Task to carry out: Copy every line in the records below that contains the word "соответствия".

[Collection entries]
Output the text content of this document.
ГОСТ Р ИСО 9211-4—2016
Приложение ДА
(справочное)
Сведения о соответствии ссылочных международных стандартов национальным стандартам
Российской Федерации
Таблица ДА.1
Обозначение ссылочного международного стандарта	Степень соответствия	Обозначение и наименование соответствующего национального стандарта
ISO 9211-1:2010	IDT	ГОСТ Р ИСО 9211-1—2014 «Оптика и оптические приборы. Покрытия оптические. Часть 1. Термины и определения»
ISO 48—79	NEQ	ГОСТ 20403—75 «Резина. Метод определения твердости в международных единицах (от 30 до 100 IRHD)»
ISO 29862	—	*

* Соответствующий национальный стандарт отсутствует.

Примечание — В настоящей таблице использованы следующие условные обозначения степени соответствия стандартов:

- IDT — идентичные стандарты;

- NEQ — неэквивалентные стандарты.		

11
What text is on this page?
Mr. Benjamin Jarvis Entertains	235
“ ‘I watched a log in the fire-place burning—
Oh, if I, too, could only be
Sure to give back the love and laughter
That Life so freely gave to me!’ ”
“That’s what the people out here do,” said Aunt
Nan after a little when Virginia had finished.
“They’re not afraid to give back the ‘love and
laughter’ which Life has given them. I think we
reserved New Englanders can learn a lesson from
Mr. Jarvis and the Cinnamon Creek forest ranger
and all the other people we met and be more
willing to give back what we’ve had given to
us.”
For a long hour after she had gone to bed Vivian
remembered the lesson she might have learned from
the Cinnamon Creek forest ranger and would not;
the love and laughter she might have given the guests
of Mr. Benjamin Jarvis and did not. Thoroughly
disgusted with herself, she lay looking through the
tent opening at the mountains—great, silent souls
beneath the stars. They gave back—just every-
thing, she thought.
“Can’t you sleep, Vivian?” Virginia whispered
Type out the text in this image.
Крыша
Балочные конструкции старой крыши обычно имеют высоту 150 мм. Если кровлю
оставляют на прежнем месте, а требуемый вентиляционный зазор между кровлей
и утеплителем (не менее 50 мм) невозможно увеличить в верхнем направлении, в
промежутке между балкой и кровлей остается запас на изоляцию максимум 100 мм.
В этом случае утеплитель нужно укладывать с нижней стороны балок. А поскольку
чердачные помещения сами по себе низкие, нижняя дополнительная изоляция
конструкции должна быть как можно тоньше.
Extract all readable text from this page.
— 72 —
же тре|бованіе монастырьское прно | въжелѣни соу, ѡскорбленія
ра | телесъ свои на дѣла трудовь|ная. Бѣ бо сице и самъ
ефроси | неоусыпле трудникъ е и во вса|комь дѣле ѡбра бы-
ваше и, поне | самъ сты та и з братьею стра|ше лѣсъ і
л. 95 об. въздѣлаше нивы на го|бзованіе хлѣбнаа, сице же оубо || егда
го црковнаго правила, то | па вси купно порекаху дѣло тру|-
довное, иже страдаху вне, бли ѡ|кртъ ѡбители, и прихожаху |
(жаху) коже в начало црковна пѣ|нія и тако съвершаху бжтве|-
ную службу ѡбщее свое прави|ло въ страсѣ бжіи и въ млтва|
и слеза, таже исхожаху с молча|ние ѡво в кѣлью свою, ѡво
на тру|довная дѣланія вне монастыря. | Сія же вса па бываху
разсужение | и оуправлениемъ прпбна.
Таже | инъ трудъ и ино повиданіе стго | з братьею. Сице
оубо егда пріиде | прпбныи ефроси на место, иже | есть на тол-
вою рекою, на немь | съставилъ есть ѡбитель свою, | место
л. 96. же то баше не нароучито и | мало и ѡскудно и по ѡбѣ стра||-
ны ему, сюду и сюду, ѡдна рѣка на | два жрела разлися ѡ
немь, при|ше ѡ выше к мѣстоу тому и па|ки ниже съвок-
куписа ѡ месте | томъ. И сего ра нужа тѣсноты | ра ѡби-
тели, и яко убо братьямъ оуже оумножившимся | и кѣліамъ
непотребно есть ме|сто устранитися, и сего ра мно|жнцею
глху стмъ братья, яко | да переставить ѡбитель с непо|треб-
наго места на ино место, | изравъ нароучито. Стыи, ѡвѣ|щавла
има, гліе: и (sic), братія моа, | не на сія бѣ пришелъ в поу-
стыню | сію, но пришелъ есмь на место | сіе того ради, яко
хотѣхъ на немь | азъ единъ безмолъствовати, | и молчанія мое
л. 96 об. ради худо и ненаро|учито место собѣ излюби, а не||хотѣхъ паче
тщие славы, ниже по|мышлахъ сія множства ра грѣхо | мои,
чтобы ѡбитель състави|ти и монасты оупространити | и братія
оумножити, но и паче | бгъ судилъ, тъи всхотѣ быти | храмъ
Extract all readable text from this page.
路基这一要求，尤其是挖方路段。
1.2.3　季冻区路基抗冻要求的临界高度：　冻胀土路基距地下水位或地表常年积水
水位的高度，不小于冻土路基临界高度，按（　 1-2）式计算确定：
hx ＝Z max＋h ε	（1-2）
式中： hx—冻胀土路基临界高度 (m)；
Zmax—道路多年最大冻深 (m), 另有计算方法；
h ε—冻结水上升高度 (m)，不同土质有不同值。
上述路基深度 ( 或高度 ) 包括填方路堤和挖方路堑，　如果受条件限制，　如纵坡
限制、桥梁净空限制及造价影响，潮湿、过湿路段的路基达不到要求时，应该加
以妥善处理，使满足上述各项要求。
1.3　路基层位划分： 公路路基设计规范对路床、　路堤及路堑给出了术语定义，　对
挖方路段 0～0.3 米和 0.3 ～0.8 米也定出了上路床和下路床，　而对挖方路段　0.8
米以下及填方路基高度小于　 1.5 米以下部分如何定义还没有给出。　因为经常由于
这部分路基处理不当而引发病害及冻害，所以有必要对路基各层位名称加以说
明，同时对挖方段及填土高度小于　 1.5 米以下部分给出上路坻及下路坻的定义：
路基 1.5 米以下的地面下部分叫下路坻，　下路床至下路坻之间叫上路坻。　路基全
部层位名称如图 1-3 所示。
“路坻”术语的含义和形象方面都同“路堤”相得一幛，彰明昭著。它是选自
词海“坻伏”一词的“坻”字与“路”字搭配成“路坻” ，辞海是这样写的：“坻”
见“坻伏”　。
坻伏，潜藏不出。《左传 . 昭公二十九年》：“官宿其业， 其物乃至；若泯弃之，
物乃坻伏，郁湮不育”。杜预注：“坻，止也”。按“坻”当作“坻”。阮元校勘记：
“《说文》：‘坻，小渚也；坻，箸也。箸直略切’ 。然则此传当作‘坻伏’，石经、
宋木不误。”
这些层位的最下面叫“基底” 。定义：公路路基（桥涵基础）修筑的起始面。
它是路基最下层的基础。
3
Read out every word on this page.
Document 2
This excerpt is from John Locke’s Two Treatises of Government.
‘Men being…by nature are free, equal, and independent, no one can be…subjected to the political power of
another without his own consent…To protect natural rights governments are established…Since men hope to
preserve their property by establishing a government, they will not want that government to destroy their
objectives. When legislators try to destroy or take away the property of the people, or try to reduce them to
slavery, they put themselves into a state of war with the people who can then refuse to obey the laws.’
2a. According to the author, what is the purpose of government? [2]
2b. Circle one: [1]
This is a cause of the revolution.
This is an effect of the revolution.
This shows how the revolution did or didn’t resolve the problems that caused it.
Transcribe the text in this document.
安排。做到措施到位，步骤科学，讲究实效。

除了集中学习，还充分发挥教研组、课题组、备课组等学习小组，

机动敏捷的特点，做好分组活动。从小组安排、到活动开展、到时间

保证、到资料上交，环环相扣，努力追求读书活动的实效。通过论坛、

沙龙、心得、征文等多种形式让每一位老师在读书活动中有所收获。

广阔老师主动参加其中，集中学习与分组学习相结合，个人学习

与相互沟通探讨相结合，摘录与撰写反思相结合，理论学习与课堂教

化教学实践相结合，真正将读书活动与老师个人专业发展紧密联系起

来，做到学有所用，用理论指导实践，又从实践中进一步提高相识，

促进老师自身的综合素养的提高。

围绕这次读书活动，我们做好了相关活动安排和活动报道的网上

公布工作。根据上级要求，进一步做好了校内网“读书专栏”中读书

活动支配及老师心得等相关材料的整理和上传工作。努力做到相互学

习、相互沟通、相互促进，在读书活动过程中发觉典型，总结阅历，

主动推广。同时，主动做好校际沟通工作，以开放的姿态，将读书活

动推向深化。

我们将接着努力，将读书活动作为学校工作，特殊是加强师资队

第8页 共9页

Task result:
Обозначение ссылочного международного стандарта	Степень соответствия	Обозначение и наименование соответствующего национального стандарта
Примечание — В настоящей таблице использованы следующие условные обозначения степени соответствия стандартов:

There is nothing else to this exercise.